- DESCRIPTION OF THE TASK: Copy all of the material below exactly.
☆ ☆ ☆
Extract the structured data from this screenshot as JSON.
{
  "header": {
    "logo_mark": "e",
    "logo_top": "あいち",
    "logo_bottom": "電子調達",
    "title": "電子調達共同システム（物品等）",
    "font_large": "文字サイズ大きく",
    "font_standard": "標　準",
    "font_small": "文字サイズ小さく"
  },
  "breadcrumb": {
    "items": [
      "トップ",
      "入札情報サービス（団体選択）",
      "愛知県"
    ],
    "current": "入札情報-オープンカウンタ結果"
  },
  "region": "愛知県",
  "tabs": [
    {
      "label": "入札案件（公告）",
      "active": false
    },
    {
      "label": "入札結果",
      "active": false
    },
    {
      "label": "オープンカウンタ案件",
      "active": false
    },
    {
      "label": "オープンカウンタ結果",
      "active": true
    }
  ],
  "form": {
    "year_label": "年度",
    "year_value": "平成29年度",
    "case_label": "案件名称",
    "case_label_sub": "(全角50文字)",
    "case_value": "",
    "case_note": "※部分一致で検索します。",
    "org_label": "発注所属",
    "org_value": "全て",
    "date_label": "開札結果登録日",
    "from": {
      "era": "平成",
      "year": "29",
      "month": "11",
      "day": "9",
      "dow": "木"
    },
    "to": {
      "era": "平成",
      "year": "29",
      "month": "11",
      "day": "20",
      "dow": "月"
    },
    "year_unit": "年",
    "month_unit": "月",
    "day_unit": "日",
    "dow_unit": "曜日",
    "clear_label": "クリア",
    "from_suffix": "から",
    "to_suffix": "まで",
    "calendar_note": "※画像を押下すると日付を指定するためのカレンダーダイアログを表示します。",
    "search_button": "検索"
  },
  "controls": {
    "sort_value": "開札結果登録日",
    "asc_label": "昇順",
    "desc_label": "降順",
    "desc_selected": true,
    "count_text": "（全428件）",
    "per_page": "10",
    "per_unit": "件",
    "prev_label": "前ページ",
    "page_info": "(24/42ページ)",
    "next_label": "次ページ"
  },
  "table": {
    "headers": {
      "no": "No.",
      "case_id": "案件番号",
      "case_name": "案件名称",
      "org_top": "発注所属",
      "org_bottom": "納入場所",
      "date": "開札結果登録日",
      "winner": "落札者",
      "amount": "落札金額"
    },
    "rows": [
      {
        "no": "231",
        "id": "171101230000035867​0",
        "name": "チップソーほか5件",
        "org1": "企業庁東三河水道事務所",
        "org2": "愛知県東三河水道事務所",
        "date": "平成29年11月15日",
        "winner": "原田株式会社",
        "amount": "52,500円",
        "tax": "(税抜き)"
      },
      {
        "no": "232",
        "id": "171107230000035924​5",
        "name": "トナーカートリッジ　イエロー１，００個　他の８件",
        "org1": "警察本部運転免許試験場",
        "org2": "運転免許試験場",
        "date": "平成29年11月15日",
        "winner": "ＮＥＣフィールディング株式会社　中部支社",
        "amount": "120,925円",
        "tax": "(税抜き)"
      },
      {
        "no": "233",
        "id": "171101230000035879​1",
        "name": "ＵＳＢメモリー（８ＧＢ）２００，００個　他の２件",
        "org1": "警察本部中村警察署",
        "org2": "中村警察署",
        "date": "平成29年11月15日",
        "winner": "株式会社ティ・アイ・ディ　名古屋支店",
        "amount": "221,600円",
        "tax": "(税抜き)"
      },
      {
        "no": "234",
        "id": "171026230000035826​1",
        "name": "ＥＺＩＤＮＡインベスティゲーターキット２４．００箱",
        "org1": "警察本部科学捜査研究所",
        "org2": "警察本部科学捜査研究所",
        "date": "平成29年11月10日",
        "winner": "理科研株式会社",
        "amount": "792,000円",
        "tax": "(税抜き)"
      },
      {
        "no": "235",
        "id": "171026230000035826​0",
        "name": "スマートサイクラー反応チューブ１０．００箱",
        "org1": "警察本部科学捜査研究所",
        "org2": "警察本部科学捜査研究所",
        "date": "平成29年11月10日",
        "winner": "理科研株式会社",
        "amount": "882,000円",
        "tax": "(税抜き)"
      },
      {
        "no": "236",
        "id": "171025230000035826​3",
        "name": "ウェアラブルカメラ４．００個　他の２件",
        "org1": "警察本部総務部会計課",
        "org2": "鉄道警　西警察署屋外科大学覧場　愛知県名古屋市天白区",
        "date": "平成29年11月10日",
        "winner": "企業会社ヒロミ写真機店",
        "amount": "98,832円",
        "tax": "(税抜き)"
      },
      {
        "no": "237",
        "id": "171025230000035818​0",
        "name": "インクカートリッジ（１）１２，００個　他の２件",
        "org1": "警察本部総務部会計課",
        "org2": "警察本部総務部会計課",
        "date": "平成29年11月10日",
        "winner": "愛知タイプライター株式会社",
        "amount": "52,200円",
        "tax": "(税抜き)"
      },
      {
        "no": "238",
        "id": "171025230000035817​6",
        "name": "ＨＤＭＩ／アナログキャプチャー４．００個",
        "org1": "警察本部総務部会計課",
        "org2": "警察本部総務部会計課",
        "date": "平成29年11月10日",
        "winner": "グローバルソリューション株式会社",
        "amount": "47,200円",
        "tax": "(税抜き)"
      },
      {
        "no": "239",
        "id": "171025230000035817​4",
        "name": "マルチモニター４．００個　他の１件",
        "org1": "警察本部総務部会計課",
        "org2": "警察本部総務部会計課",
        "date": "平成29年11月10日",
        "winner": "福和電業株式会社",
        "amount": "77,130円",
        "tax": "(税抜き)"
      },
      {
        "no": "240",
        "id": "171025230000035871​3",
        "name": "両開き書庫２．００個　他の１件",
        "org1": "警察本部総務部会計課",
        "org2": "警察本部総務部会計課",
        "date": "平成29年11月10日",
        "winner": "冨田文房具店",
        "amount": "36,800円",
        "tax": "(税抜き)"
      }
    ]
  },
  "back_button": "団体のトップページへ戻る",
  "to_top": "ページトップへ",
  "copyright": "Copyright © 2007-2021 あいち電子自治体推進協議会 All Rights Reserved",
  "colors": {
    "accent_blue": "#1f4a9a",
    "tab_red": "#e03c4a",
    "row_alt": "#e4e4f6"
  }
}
☆ ☆ ☆
- TASK OUTPUT:
Extract the structured data from this screenshot as JSON.
{
  "header": {
    "logo_mark": "e",
    "logo_top": "あいち",
    "logo_bottom": "電子調達",
    "title": "電子調達共同システム（物品等）",
    "font_large": "文字サイズ大きく",
    "font_standard": "標　準",
    "font_small": "文字サイズ小さく"
  },
  "breadcrumb": {
    "items": [
      "トップ",
      "入札情報サービス（団体選択）",
      "愛知県"
    ],
    "current": "入札情報-オープンカウンタ結果"
  },
  "region": "愛知県",
  "tabs": [
    {
      "label": "入札案件（公告）",
      "active": false
    },
    {
      "label": "入札結果",
      "active": false
    },
    {
      "label": "オープンカウンタ案件",
      "active": false
    },
    {
      "label": "オープンカウンタ結果",
      "active": true
    }
  ],
  "form": {
    "year_label": "年度",
    "year_value": "平成29年度",
    "case_label": "案件名称",
    "case_label_sub": "(全角50文字)",
    "case_value": "",
    "case_note": "※部分一致で検索します。",
    "org_label": "発注所属",
    "org_value": "全て",
    "date_label": "開札結果登録日",
    "from": {
      "era": "平成",
      "year": "29",
      "month": "11",
      "day": "9",
      "dow": "木"
    },
    "to": {
      "era": "平成",
      "year": "29",
      "month": "11",
      "day": "20",
      "dow": "月"
    },
    "year_unit": "年",
    "month_unit": "月",
    "day_unit": "日",
    "dow_unit": "曜日",
    "clear_label": "クリア",
    "from_suffix": "から",
    "to_suffix": "まで",
    "calendar_note": "※画像を押下すると日付を指定するためのカレンダーダイアログを表示します。",
    "search_button": "検索"
  },
  "controls": {
    "sort_value": "開札結果登録日",
    "asc_label": "昇順",
    "desc_label": "降順",
    "desc_selected": true,
    "count_text": "（全428件）",
    "per_page": "10",
    "per_unit": "件",
    "prev_label": "前ページ",
    "page_info": "(24/42ページ)",
    "next_label": "次ページ"
  },
  "table": {
    "headers": {
      "no": "No.",
      "case_id": "案件番号",
      "case_name": "案件名称",
      "org_top": "発注所属",
      "org_bottom": "納入場所",
      "date": "開札結果登録日",
      "winner": "落札者",
      "amount": "落札金額"
    },
    "rows": [
      {
        "no": "231",
        "id": "171101230000035867​0",
        "name": "チップソーほか5件",
        "org1": "企業庁東三河水道事務所",
        "org2": "愛知県東三河水道事務所",
        "date": "平成29年11月15日",
        "winner": "原田株式会社",
        "amount": "52,500円",
        "tax": "(税抜き)"
      },
      {
        "no": "232",
        "id": "171107230000035924​5",
        "name": "トナーカートリッジ　イエロー１，００個　他の８件",
        "org1": "警察本部運転免許試験場",
        "org2": "運転免許試験場",
        "date": "平成29年11月15日",
        "winner": "ＮＥＣフィールディング株式会社　中部支社",
        "amount": "120,925円",
        "tax": "(税抜き)"
      },
      {
        "no": "233",
        "id": "171101230000035879​1",
        "name": "ＵＳＢメモリー（８ＧＢ）２００，００個　他の２件",
        "org1": "警察本部中村警察署",
        "org2": "中村警察署",
        "date": "平成29年11月15日",
        "winner": "株式会社ティ・アイ・ディ　名古屋支店",
        "amount": "221,600円",
        "tax": "(税抜き)"
      },
      {
        "no": "234",
        "id": "171026230000035826​1",
        "name": "ＥＺＩＤＮＡインベスティゲーターキット２４．００箱",
        "org1": "警察本部科学捜査研究所",
        "org2": "警察本部科学捜査研究所",
        "date": "平成29年11月10日",
        "winner": "理科研株式会社",
        "amount": "792,000円",
        "tax": "(税抜き)"
      },
      {
        "no": "235",
        "id": "171026230000035826​0",
        "name": "スマートサイクラー反応チューブ１０．００箱",
        "org1": "警察本部科学捜査研究所",
        "org2": "警察本部科学捜査研究所",
        "date": "平成29年11月10日",
        "winner": "理科研株式会社",
        "amount": "882,000円",
        "tax": "(税抜き)"
      },
      {
        "no": "236",
        "id": "171025230000035826​3",
        "name": "ウェアラブルカメラ４．００個　他の２件",
        "org1": "警察本部総務部会計課",
        "org2": "鉄道警　西警察署屋外科大学覧場　愛知県名古屋市天白区",
        "date": "平成29年11月10日",
        "winner": "企業会社ヒロミ写真機店",
        "amount": "98,832円",
        "tax": "(税抜き)"
      },
      {
        "no": "237",
        "id": "171025230000035818​0",
        "name": "インクカートリッジ（１）１２，００個　他の２件",
        "org1": "警察本部総務部会計課",
        "org2": "警察本部総務部会計課",
        "date": "平成29年11月10日",
        "winner": "愛知タイプライター株式会社",
        "amount": "52,200円",
        "tax": "(税抜き)"
      },
      {
        "no": "238",
        "id": "171025230000035817​6",
        "name": "ＨＤＭＩ／アナログキャプチャー４．００個",
        "org1": "警察本部総務部会計課",
        "org2": "警察本部総務部会計課",
        "date": "平成29年11月10日",
        "winner": "グローバルソリューション株式会社",
        "amount": "47,200円",
        "tax": "(税抜き)"
      },
      {
        "no": "239",
        "id": "171025230000035817​4",
        "name": "マルチモニター４．００個　他の１件",
        "org1": "警察本部総務部会計課",
        "org2": "警察本部総務部会計課",
        "date": "平成29年11月10日",
        "winner": "福和電業株式会社",
        "amount": "77,130円",
        "tax": "(税抜き)"
      },
      {
        "no": "240",
        "id": "171025230000035871​3",
        "name": "両開き書庫２．００個　他の１件",
        "org1": "警察本部総務部会計課",
        "org2": "警察本部総務部会計課",
        "date": "平成29年11月10日",
        "winner": "冨田文房具店",
        "amount": "36,800円",
        "tax": "(税抜き)"
      }
    ]
  },
  "back_button": "団体のトップページへ戻る",
  "to_top": "ページトップへ",
  "copyright": "Copyright © 2007-2021 あいち電子自治体推進協議会 All Rights Reserved",
  "colors": {
    "accent_blue": "#1f4a9a",
    "tab_red": "#e03c4a",
    "row_alt": "#e4e4f6"
  }
}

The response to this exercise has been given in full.